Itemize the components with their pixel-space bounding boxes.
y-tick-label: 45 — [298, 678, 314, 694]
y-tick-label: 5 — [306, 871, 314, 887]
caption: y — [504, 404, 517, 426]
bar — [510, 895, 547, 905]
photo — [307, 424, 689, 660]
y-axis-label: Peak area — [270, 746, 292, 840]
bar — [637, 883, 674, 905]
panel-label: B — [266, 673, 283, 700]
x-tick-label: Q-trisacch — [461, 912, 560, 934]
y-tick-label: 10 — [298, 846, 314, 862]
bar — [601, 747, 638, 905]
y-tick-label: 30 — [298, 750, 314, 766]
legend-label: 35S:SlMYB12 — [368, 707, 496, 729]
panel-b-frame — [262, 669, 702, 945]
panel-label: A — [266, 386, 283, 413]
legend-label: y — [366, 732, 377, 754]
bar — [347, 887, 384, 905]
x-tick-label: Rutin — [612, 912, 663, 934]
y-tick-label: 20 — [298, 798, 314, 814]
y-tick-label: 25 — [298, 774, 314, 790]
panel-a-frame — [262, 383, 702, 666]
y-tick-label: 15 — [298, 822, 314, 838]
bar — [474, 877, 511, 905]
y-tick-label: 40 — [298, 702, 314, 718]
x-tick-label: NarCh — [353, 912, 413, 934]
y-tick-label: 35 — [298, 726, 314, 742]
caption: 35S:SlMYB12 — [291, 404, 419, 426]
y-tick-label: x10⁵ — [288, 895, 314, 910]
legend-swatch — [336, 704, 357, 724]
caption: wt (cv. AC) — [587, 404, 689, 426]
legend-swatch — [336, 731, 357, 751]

==

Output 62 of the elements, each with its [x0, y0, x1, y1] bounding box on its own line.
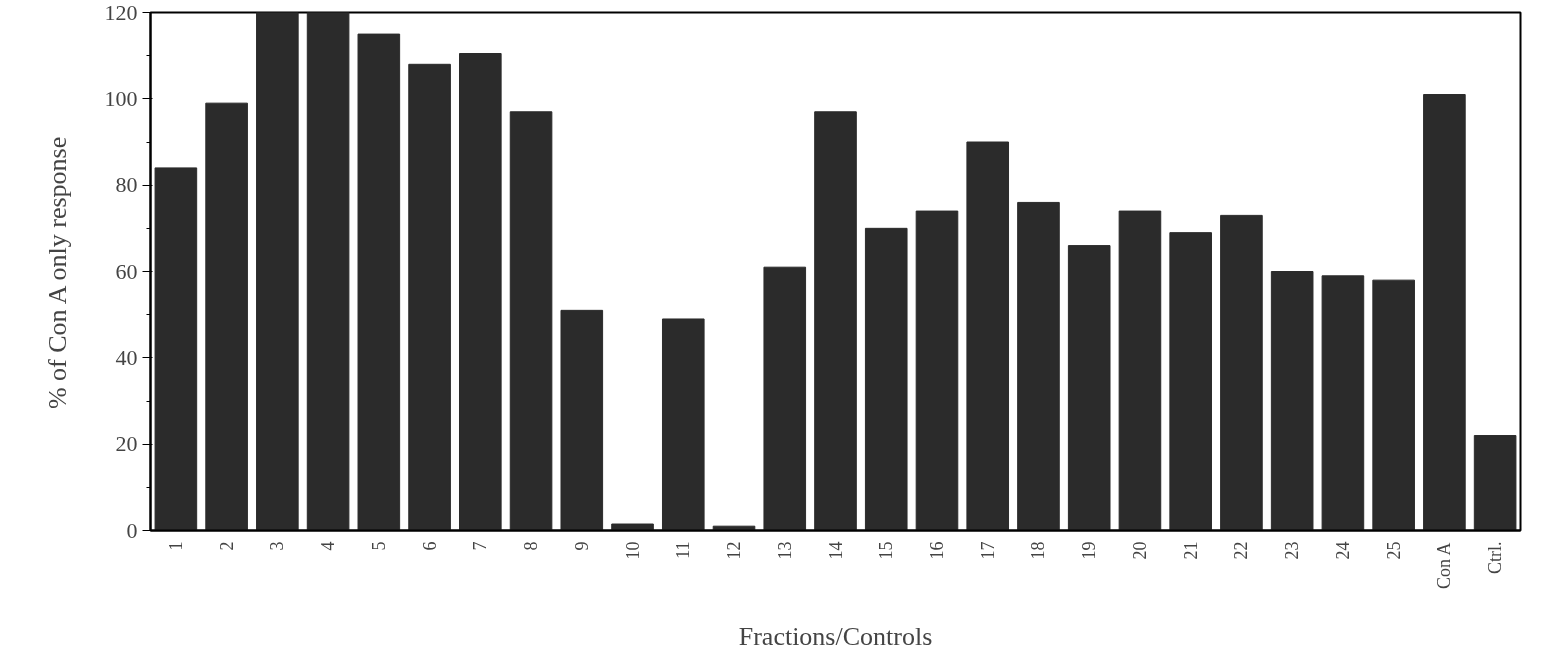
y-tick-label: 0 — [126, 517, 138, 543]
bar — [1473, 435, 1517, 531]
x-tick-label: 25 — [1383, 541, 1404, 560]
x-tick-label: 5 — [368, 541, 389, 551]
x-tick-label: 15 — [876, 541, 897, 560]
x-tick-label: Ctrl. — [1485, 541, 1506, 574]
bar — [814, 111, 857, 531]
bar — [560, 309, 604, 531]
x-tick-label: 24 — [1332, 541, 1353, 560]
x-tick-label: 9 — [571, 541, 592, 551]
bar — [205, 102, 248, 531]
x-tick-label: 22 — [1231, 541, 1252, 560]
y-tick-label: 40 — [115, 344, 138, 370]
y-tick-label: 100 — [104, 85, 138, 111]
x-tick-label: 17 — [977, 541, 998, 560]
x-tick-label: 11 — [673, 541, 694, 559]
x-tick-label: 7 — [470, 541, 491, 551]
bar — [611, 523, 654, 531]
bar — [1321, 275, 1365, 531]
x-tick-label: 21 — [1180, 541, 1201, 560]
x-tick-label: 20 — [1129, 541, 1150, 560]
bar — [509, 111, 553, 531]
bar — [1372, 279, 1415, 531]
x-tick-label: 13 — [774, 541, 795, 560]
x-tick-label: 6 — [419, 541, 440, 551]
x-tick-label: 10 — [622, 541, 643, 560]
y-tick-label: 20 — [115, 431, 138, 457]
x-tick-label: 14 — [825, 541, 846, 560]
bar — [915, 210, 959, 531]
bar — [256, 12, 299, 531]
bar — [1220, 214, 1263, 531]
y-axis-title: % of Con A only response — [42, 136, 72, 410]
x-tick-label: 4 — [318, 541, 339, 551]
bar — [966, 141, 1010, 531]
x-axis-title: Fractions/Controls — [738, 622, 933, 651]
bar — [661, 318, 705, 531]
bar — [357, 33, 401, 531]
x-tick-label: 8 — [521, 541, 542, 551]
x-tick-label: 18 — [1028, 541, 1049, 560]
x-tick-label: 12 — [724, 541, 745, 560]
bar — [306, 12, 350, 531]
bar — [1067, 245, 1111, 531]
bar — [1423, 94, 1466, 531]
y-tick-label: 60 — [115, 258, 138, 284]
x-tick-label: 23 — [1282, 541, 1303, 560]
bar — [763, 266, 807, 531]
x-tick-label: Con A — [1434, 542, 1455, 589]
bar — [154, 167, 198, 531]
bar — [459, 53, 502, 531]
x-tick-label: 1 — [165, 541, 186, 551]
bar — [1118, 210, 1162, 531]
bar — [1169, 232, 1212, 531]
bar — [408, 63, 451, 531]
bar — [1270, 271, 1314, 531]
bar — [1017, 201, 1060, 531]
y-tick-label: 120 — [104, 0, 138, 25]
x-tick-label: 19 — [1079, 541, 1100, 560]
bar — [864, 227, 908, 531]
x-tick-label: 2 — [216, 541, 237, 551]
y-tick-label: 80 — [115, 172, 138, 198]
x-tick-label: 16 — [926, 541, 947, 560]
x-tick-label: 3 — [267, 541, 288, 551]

◆ What this task involves
Recast the records as a Markdown table with two columns, Row and Line. Begin at the line that contains "Itemize the components", stop after the line that contains "y-axis-label: Peak area", number each row, and leave out blank lines.

◆ Result for this exercise
| Row | Line |
|---|---|
| 1 | Itemize the components with their pixel-space bounding boxes. |
| 2 | y-tick-label: 45 — [298, 678, 314, 694] |
| 3 | y-tick-label: 5 — [306, 871, 314, 887] |
| 4 | caption: y — [504, 404, 517, 426] |
| 5 | bar — [510, 895, 547, 905] |
| 6 | photo — [307, 424, 689, 660] |
| 7 | y-axis-label: Peak area — [270, 746, 292, 840] |